- **What to work on**
Tally how many lines include "喂奶前的指导". The number is the whole answer.
========================
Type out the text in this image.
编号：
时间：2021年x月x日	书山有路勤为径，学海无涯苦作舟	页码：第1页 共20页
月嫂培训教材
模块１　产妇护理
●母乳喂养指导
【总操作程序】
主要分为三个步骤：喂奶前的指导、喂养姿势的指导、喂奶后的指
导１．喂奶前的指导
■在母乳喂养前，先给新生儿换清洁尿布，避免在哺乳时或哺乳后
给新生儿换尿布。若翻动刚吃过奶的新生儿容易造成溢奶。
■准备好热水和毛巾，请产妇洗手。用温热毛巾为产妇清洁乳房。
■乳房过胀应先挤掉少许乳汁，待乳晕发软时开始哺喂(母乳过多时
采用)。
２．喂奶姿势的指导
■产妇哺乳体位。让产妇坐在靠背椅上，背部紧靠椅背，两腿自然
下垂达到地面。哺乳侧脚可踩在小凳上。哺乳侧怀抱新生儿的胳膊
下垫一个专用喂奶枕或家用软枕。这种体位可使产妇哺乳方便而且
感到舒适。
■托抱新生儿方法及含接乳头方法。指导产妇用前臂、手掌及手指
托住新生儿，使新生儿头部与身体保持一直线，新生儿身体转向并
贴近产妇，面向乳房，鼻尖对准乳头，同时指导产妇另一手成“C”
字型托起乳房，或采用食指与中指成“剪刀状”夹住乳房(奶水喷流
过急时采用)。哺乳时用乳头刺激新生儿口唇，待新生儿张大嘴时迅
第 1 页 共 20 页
========================
- **Task output**
2